# Problem details:
Repeat each entry in full, exactly.

--- begin ---

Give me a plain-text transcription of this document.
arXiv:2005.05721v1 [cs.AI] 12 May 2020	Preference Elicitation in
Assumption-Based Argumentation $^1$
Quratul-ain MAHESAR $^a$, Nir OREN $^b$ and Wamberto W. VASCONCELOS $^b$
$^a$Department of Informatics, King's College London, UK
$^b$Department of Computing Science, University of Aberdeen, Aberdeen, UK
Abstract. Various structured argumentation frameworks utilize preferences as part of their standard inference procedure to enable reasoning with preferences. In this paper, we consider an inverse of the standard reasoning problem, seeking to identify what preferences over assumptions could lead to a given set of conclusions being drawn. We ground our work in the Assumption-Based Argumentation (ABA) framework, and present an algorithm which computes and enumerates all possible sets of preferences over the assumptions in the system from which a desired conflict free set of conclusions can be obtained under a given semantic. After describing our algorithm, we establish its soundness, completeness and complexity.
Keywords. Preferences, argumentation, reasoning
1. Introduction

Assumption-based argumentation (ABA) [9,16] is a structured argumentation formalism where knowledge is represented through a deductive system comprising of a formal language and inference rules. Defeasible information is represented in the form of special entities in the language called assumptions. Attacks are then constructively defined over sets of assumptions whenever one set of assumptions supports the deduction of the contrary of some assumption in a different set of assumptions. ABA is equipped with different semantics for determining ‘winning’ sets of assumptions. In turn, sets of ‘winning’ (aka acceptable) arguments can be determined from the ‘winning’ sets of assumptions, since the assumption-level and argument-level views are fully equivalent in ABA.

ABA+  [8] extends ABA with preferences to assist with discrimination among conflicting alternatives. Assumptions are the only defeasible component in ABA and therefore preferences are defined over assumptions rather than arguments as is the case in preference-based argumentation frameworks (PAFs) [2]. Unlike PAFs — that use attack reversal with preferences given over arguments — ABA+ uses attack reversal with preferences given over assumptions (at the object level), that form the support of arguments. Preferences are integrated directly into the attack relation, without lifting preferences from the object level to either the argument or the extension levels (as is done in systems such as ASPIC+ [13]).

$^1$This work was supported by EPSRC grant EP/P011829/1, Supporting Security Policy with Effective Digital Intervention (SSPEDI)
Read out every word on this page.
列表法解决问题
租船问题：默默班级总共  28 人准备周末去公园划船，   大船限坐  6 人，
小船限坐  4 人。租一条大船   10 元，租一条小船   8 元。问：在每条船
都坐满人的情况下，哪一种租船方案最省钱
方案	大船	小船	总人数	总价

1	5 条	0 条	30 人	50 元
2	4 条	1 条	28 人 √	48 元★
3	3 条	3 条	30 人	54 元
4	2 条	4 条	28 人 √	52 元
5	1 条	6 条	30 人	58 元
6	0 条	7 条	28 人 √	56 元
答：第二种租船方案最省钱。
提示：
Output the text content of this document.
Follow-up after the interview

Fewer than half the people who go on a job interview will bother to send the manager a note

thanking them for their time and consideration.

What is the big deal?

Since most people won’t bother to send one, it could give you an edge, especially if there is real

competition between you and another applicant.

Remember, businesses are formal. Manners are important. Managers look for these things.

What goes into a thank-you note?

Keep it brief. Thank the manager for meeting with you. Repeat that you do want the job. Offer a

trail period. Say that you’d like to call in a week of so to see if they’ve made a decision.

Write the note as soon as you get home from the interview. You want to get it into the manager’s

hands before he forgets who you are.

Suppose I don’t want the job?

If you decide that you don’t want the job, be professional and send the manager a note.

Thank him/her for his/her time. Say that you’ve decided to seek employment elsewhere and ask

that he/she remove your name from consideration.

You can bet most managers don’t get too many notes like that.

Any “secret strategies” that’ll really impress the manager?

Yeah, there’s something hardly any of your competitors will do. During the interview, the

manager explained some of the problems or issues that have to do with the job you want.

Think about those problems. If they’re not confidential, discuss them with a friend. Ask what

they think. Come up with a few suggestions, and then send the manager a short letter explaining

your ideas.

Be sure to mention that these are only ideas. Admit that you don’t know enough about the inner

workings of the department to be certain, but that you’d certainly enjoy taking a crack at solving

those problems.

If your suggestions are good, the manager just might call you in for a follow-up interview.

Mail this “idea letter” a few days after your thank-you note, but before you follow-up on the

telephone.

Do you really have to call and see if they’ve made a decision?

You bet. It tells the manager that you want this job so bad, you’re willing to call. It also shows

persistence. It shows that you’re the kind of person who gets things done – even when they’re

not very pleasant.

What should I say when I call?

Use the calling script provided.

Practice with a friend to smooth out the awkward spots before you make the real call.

--- end ---

# The result:
Give me a plain-text transcription of this document.
arXiv:2005.05721v1 [cs.AI] 12 May 2020	Preference Elicitation in
Assumption-Based Argumentation $^1$
Quratul-ain MAHESAR $^a$, Nir OREN $^b$ and Wamberto W. VASCONCELOS $^b$
$^a$Department of Informatics, King's College London, UK
$^b$Department of Computing Science, University of Aberdeen, Aberdeen, UK
Abstract. Various structured argumentation frameworks utilize preferences as part of their standard inference procedure to enable reasoning with preferences. In this paper, we consider an inverse of the standard reasoning problem, seeking to identify what preferences over assumptions could lead to a given set of conclusions being drawn. We ground our work in the Assumption-Based Argumentation (ABA) framework, and present an algorithm which computes and enumerates all possible sets of preferences over the assumptions in the system from which a desired conflict free set of conclusions can be obtained under a given semantic. After describing our algorithm, we establish its soundness, completeness and complexity.
Keywords. Preferences, argumentation, reasoning
1. Introduction

Assumption-based argumentation (ABA) [9,16] is a structured argumentation formalism where knowledge is represented through a deductive system comprising of a formal language and inference rules. Defeasible information is represented in the form of special entities in the language called assumptions. Attacks are then constructively defined over sets of assumptions whenever one set of assumptions supports the deduction of the contrary of some assumption in a different set of assumptions. ABA is equipped with different semantics for determining ‘winning’ sets of assumptions. In turn, sets of ‘winning’ (aka acceptable) arguments can be determined from the ‘winning’ sets of assumptions, since the assumption-level and argument-level views are fully equivalent in ABA.

ABA+  [8] extends ABA with preferences to assist with discrimination among conflicting alternatives. Assumptions are the only defeasible component in ABA and therefore preferences are defined over assumptions rather than arguments as is the case in preference-based argumentation frameworks (PAFs) [2]. Unlike PAFs — that use attack reversal with preferences given over arguments — ABA+ uses attack reversal with preferences given over assumptions (at the object level), that form the support of arguments. Preferences are integrated directly into the attack relation, without lifting preferences from the object level to either the argument or the extension levels (as is done in systems such as ASPIC+ [13]).

$^1$This work was supported by EPSRC grant EP/P011829/1, Supporting Security Policy with Effective Digital Intervention (SSPEDI)
Read out every word on this page.
列表法解决问题
租船问题：默默班级总共  28 人准备周末去公园划船，   大船限坐  6 人，
小船限坐  4 人。租一条大船   10 元，租一条小船   8 元。问：在每条船
都坐满人的情况下，哪一种租船方案最省钱
方案	大船	小船	总人数	总价

1	5 条	0 条	30 人	50 元
2	4 条	1 条	28 人 √	48 元★
3	3 条	3 条	30 人	54 元
4	2 条	4 条	28 人 √	52 元
5	1 条	6 条	30 人	58 元
6	0 条	7 条	28 人 √	56 元
答：第二种租船方案最省钱。
提示：
Output the text content of this document.
Follow-up after the interview

Fewer than half the people who go on a job interview will bother to send the manager a note

thanking them for their time and consideration.

What is the big deal?

Since most people won’t bother to send one, it could give you an edge, especially if there is real

competition between you and another applicant.

Remember, businesses are formal. Manners are important. Managers look for these things.

What goes into a thank-you note?

Keep it brief. Thank the manager for meeting with you. Repeat that you do want the job. Offer a

trail period. Say that you’d like to call in a week of so to see if they’ve made a decision.

Write the note as soon as you get home from the interview. You want to get it into the manager’s

hands before he forgets who you are.

Suppose I don’t want the job?

If you decide that you don’t want the job, be professional and send the manager a note.

Thank him/her for his/her time. Say that you’ve decided to seek employment elsewhere and ask

that he/she remove your name from consideration.

You can bet most managers don’t get too many notes like that.

Any “secret strategies” that’ll really impress the manager?

Yeah, there’s something hardly any of your competitors will do. During the interview, the

manager explained some of the problems or issues that have to do with the job you want.

Think about those problems. If they’re not confidential, discuss them with a friend. Ask what

they think. Come up with a few suggestions, and then send the manager a short letter explaining

your ideas.

Be sure to mention that these are only ideas. Admit that you don’t know enough about the inner

workings of the department to be certain, but that you’d certainly enjoy taking a crack at solving

those problems.

If your suggestions are good, the manager just might call you in for a follow-up interview.

Mail this “idea letter” a few days after your thank-you note, but before you follow-up on the

telephone.

Do you really have to call and see if they’ve made a decision?

You bet. It tells the manager that you want this job so bad, you’re willing to call. It also shows

persistence. It shows that you’re the kind of person who gets things done – even when they’re

not very pleasant.

What should I say when I call?

Use the calling script provided.

Practice with a friend to smooth out the awkward spots before you make the real call.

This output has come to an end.